Some simple things would be a CAI and a full exhaust...that might get you close. There are a few other things that you could do. 
you could remove the balance shafts if you really want to dig in. get new cams. knife edge your crank. 

you could easily get over 250 with a turbo kit. 
It just depends on how much you want to spend. How much you value your warranty and how mechanically inclined you are.


----------



## SE-R spec V (Jan 30, 2006)

what are balance shafts? i want to spend about $1000


----------



## HATEnFATE (Dec 24, 2002)

OK HOLD ON!!!!! you need to research your engine before you even touch it.


----------



## PoppinJ (Jun 13, 2005)

Without a turbo or NO2, You will not get to 200 at the wheels. A fully bolted spec usualy puts out about 180 at the wheels. My header exhaust costed amost a grand so good luck gettin to much out of that. I guess u could go with the BSR for 100 bucks, and a cheap ass header like SS or meagan for about 200, get custom exhaust for 300, CAI for another 200. Thats a lot of stuff for a grand I guess. (800)


----------



## Tispin (Aug 4, 2005)

We have a sticky for this don't we?

Okay, it's true you won't hit 200 with just a thousand, or even fully bolted.

→ **STORED DATA**:
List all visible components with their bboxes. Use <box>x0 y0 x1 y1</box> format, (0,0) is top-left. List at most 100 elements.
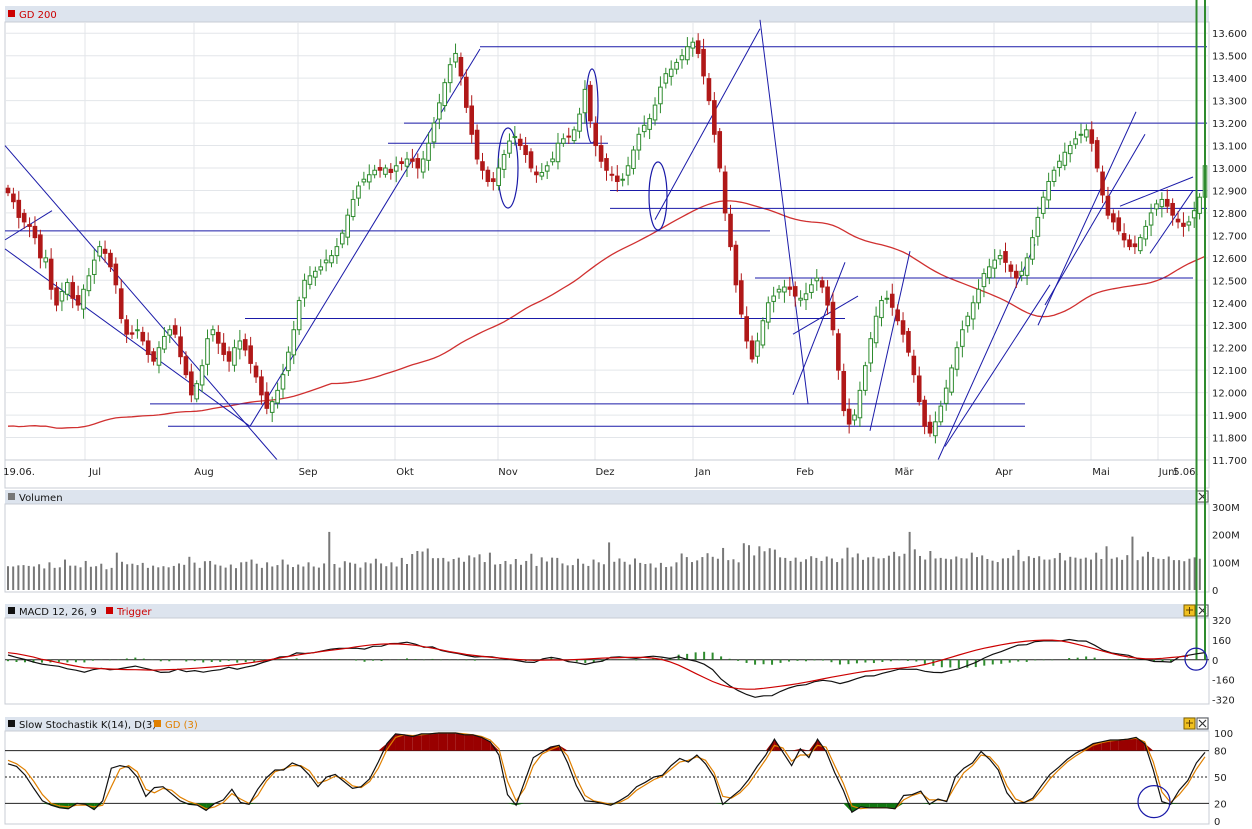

→ **SHORT PROBLEM A**:
Reproduce the car-tuning thread word for word between "## PoppinJ (Jun" and "(Aug 4, 2005)", inclusive.
→ **SHORT PROBLEM B**:
Pick up the car-tuning thread after its final sentence and keep it going.

→ **EXERCISE RESPONSE A**:
## PoppinJ (Jun 13, 2005)

Without a turbo or NO2, You will not get to 200 at the wheels. A fully bolted spec usualy puts out about 180 at the wheels. My header exhaust costed amost a grand so good luck gettin to much out of that. I guess u could go with the BSR for 100 bucks, and a cheap ass header like SS or meagan for about 200, get custom exhaust for 300, CAI for another 200. Thats a lot of stuff for a grand I guess. (800)


----------



## Tispin (Aug 4, 2005)

→ **EXERCISE RESPONSE B**:
Popular first mods are CAI (Cold air Intake), Headers (4-1 or 4-2-1 depending on where you want the gains) Cat Back Exhaust (this is what gives your exhaust note definition). All of that... you're around 160 or so. 

Next up are engine mods, Cams (Nismo or Jim Wolfe Technologies), Lightweight drive pulley, BSR= Balancer Shaft Removal.

But from the sound of it, I shouldn't have told you any of this. 

And on another note, *********self censorship**********

Do some damned research, almost everything is on the front pages of the B15 and QR25 sections.


----------



## chimmike (Oct 17, 2002)

http://www.nissanforums.com/showthread.php?t=27035

first, this belongs in the QR25 section. Second, read the stickies. READ THEM. don't ignore them, or you will get flamed and your question will go unanswered and we'll tell you to search, which leads me to Three: SEARCH!


----------



## Zac (Mar 10, 2004)

a grand isnt going to get you anywhere near 200 WHP. now 5 will. and the car doesnt have 175 hp stock. that is BHP. learn the differences between BHP and WHP. they are closer to 150 WHP as opposed to 175. and read my tuning guide in the QR25DE engine section. that is the engine in the SE-R/Spec V.


----------



## 200sx_guy (Nov 13, 2004)

PoppinJ said:


> Without a turbo or NO2, You will not get to 200 at the wheels. A fully bolted spec usualy puts out about 180 at the wheels. My header exhaust costed amost a grand so good luck gettin to much out of that. I guess u could go with the BSR for 100 bucks, and a cheap ass header like SS or meagan for about 200, get custom exhaust for 300, CAI for another 200. Thats a lot of stuff for a grand I guess. (800)


Where are you getting 180 whp with bolt on's? Mine gets 162whp with exhaust, cai, header and dyno tuned safc.

the BSR isn't going to make up 18whp. is it? Just curious what you mean by fully bolted spec.


----------



## xbrandonx (Mar 27, 2004)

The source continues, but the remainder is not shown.